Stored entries
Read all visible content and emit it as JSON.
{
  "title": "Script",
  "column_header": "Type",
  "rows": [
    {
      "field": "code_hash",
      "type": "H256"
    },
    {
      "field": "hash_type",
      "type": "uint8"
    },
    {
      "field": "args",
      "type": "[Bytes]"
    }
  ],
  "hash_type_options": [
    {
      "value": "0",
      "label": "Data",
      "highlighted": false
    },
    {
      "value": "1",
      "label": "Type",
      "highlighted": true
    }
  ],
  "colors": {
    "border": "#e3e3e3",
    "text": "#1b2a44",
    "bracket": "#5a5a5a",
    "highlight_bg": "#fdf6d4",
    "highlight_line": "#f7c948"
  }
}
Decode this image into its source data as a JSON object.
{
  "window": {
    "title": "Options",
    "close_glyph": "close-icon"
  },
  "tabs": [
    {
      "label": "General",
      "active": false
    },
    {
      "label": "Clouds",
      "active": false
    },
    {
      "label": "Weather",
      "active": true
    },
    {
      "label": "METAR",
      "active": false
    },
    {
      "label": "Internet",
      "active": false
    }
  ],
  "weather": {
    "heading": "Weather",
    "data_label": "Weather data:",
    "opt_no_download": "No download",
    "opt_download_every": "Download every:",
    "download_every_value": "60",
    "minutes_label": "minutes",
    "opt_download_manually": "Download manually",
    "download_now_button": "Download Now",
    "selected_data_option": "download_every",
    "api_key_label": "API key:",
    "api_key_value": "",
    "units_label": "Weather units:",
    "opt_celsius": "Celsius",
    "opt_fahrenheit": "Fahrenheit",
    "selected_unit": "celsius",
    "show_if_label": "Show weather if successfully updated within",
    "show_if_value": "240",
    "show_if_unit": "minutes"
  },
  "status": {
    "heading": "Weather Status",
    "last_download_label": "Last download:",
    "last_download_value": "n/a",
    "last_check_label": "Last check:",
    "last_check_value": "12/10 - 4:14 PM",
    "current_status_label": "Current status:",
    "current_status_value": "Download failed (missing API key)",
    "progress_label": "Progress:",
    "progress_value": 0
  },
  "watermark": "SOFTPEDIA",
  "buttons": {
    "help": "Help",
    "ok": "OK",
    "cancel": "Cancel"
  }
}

Task to carry out:
Repeat each of the entries above precisely as given.

Solved problem:
Read all visible content and emit it as JSON.
{
  "title": "Script",
  "column_header": "Type",
  "rows": [
    {
      "field": "code_hash",
      "type": "H256"
    },
    {
      "field": "hash_type",
      "type": "uint8"
    },
    {
      "field": "args",
      "type": "[Bytes]"
    }
  ],
  "hash_type_options": [
    {
      "value": "0",
      "label": "Data",
      "highlighted": false
    },
    {
      "value": "1",
      "label": "Type",
      "highlighted": true
    }
  ],
  "colors": {
    "border": "#e3e3e3",
    "text": "#1b2a44",
    "bracket": "#5a5a5a",
    "highlight_bg": "#fdf6d4",
    "highlight_line": "#f7c948"
  }
}
Decode this image into its source data as a JSON object.
{
  "window": {
    "title": "Options",
    "close_glyph": "close-icon"
  },
  "tabs": [
    {
      "label": "General",
      "active": false
    },
    {
      "label": "Clouds",
      "active": false
    },
    {
      "label": "Weather",
      "active": true
    },
    {
      "label": "METAR",
      "active": false
    },
    {
      "label": "Internet",
      "active": false
    }
  ],
  "weather": {
    "heading": "Weather",
    "data_label": "Weather data:",
    "opt_no_download": "No download",
    "opt_download_every": "Download every:",
    "download_every_value": "60",
    "minutes_label": "minutes",
    "opt_download_manually": "Download manually",
    "download_now_button": "Download Now",
    "selected_data_option": "download_every",
    "api_key_label": "API key:",
    "api_key_value": "",
    "units_label": "Weather units:",
    "opt_celsius": "Celsius",
    "opt_fahrenheit": "Fahrenheit",
    "selected_unit": "celsius",
    "show_if_label": "Show weather if successfully updated within",
    "show_if_value": "240",
    "show_if_unit": "minutes"
  },
  "status": {
    "heading": "Weather Status",
    "last_download_label": "Last download:",
    "last_download_value": "n/a",
    "last_check_label": "Last check:",
    "last_check_value": "12/10 - 4:14 PM",
    "current_status_label": "Current status:",
    "current_status_value": "Download failed (missing API key)",
    "progress_label": "Progress:",
    "progress_value": 0
  },
  "watermark": "SOFTPEDIA",
  "buttons": {
    "help": "Help",
    "ok": "OK",
    "cancel": "Cancel"
  }
}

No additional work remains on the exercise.